--- Given instruction ---
Leave out the pictures and repeat the data exactly.

--- Records for processing ---
□ □ □

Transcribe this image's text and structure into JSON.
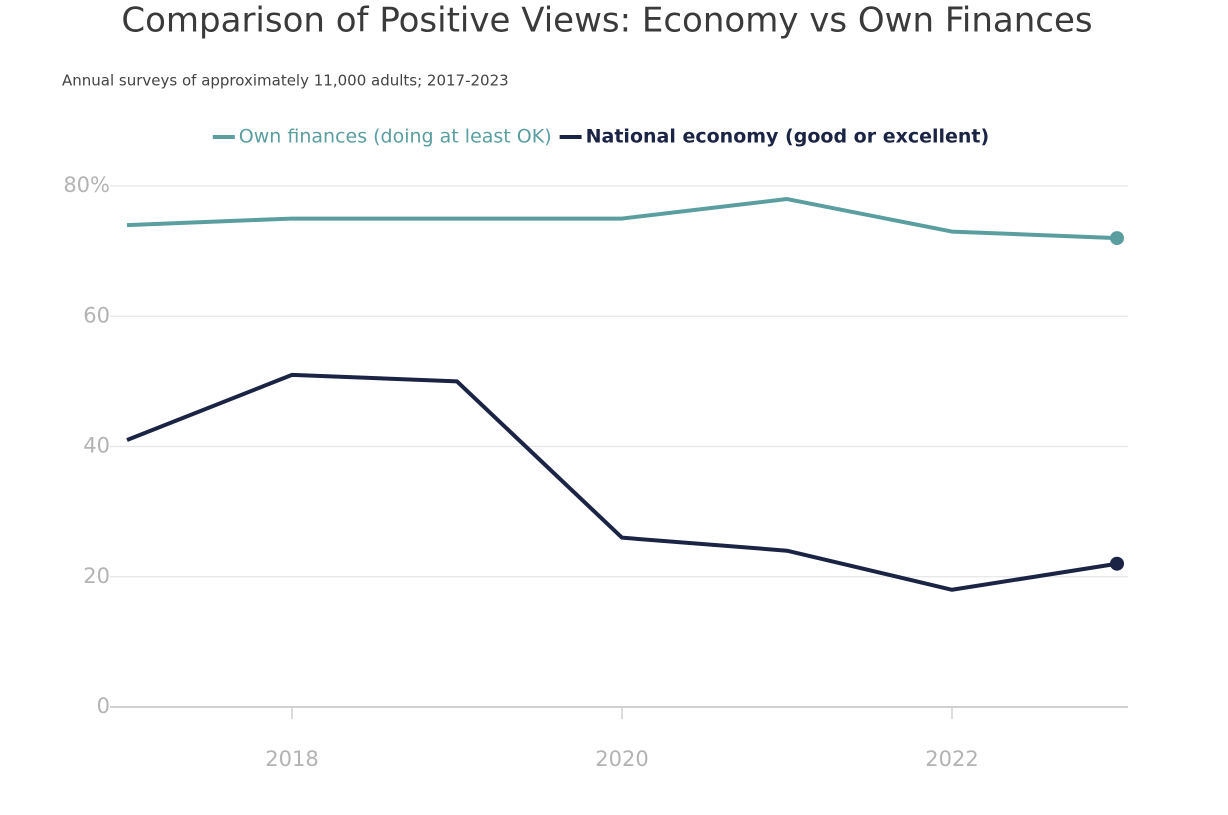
{
  "chart_data": {
    "type": "line",
    "title": "Comparison of Positive Views: Economy vs Own Finances",
    "subtitle": "Annual surveys of approximately 11,000 adults; 2017-2023",
    "x": [
      2017,
      2018,
      2019,
      2020,
      2021,
      2022,
      2023
    ],
    "series": [
      {
        "name": "Own finances (doing at least OK)",
        "color": "#5b9ea0",
        "values": [
          74,
          75,
          75,
          75,
          78,
          73,
          72
        ]
      },
      {
        "name": "National economy (good or excellent)",
        "color": "#1b2444",
        "values": [
          41,
          51,
          50,
          26,
          24,
          18,
          22
        ]
      }
    ],
    "xlim": [
      2017,
      2023
    ],
    "xticks": [
      2018,
      2020,
      2022
    ],
    "ylim": [
      0,
      80
    ],
    "yticks": [
      0,
      20,
      40,
      60,
      {
        "value": 80,
        "label": "80%"
      }
    ],
    "grid": true,
    "legend": "top",
    "end_markers": true
  }
}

□ □ □

--- Result of the task ---
Transcribe this image's text and structure into JSON.
{
  "chart_data": {
    "type": "line",
    "title": "Comparison of Positive Views: Economy vs Own Finances",
    "subtitle": "Annual surveys of approximately 11,000 adults; 2017-2023",
    "x": [
      2017,
      2018,
      2019,
      2020,
      2021,
      2022,
      2023
    ],
    "series": [
      {
        "name": "Own finances (doing at least OK)",
        "color": "#5b9ea0",
        "values": [
          74,
          75,
          75,
          75,
          78,
          73,
          72
        ]
      },
      {
        "name": "National economy (good or excellent)",
        "color": "#1b2444",
        "values": [
          41,
          51,
          50,
          26,
          24,
          18,
          22
        ]
      }
    ],
    "xlim": [
      2017,
      2023
    ],
    "xticks": [
      2018,
      2020,
      2022
    ],
    "ylim": [
      0,
      80
    ],
    "yticks": [
      0,
      20,
      40,
      60,
      {
        "value": 80,
        "label": "80%"
      }
    ],
    "grid": true,
    "legend": "top",
    "end_markers": true
  }
}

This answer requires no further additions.